> [THE EXERCISE] Determine the number of lines in these entries that hold the word "Absorbance". Give the number and nothing more.

Records from a collection of figures
______

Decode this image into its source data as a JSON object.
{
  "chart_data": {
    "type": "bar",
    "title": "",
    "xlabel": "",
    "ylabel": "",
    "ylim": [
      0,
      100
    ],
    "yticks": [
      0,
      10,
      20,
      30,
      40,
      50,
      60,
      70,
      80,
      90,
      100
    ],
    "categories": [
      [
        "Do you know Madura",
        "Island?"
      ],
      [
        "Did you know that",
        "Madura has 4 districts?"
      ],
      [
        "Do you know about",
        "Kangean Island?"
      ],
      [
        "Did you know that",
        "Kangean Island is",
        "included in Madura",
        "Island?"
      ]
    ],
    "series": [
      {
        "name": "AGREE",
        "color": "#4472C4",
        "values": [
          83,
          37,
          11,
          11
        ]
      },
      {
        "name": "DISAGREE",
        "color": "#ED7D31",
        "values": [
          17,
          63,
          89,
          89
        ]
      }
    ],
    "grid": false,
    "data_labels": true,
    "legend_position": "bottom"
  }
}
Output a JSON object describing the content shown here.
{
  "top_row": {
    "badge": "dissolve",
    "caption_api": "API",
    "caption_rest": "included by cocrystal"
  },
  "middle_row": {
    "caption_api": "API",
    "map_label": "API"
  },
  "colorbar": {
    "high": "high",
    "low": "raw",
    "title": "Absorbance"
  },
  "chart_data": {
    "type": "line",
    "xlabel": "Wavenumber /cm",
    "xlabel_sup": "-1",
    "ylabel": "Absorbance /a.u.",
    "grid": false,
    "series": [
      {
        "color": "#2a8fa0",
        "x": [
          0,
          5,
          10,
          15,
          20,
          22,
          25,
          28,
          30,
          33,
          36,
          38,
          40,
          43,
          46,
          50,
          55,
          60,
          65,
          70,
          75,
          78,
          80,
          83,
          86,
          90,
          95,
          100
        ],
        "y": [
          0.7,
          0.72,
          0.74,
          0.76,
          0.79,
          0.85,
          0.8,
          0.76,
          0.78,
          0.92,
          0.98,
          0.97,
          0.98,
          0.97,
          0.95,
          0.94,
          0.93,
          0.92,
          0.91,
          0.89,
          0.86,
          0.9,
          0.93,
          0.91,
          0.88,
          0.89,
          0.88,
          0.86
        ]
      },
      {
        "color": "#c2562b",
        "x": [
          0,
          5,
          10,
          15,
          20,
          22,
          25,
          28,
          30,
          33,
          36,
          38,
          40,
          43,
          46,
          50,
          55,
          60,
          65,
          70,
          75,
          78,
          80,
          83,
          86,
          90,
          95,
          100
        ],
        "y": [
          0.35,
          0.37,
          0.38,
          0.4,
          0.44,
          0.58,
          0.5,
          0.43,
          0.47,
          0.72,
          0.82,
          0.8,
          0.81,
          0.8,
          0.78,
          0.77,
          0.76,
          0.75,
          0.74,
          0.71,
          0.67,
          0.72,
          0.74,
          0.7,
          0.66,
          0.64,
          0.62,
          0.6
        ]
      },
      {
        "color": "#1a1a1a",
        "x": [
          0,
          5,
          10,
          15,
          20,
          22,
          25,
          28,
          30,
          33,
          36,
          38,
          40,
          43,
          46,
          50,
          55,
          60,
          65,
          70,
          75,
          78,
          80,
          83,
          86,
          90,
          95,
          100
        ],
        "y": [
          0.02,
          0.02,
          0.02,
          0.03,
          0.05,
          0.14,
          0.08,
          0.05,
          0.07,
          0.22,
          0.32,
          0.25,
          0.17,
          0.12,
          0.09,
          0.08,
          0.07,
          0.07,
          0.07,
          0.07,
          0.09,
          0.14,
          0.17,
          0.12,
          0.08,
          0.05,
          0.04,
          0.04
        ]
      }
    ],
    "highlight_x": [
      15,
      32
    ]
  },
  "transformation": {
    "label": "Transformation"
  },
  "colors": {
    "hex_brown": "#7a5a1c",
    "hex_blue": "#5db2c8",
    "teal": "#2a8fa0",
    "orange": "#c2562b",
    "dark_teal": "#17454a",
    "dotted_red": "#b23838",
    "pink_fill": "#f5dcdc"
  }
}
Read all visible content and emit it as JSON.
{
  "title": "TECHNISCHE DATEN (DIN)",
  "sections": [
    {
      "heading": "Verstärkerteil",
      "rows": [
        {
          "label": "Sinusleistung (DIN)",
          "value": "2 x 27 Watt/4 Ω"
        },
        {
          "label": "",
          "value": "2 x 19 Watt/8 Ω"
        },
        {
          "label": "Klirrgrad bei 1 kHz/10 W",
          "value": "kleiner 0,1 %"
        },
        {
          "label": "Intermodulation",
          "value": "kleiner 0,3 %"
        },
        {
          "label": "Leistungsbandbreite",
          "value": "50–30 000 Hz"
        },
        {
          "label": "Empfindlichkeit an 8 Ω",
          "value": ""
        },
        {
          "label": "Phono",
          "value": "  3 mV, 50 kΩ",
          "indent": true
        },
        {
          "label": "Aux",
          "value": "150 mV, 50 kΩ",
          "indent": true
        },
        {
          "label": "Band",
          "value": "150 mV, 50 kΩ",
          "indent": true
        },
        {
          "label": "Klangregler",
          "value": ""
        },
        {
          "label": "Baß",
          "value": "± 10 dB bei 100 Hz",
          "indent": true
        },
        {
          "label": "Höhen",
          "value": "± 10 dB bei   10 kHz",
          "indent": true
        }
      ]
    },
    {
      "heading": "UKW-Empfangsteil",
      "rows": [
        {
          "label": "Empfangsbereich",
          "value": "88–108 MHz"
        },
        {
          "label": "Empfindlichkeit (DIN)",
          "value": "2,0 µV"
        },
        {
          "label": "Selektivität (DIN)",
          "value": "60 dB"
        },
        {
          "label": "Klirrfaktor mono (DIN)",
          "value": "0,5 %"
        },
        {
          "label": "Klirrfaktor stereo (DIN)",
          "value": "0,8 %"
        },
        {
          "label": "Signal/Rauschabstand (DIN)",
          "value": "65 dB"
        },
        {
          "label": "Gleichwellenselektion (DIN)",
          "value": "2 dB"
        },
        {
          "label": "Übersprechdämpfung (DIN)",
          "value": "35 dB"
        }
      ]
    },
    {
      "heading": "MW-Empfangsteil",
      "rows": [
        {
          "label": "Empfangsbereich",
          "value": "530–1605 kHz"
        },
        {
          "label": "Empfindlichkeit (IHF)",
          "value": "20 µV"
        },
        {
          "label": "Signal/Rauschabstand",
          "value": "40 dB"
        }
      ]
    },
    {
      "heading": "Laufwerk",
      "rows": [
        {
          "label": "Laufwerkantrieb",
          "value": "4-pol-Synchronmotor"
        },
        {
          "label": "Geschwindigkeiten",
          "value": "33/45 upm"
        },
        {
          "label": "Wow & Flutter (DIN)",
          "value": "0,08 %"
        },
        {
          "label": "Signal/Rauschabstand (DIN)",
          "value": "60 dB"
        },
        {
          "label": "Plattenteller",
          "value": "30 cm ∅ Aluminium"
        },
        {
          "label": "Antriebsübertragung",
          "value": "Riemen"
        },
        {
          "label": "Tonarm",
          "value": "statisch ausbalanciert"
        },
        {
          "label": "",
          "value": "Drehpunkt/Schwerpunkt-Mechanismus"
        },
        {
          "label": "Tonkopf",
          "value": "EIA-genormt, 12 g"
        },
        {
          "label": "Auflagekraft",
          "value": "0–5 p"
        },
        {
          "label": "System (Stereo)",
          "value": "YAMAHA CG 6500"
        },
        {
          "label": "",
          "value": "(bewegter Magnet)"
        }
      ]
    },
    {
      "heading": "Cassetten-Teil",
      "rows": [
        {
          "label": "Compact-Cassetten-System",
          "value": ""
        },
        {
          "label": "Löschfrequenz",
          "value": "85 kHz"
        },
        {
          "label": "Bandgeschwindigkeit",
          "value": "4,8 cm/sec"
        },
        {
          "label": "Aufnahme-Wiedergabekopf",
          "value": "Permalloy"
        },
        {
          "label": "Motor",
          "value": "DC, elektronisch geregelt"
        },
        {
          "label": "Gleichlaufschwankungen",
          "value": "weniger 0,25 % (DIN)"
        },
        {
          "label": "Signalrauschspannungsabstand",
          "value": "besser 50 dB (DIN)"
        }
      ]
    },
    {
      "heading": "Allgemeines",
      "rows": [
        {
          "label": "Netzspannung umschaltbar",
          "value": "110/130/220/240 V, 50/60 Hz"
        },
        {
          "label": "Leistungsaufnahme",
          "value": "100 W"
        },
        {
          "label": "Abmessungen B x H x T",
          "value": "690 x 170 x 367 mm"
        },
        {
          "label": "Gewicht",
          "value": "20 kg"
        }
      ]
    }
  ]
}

______

> [TASK SOLUTION] 2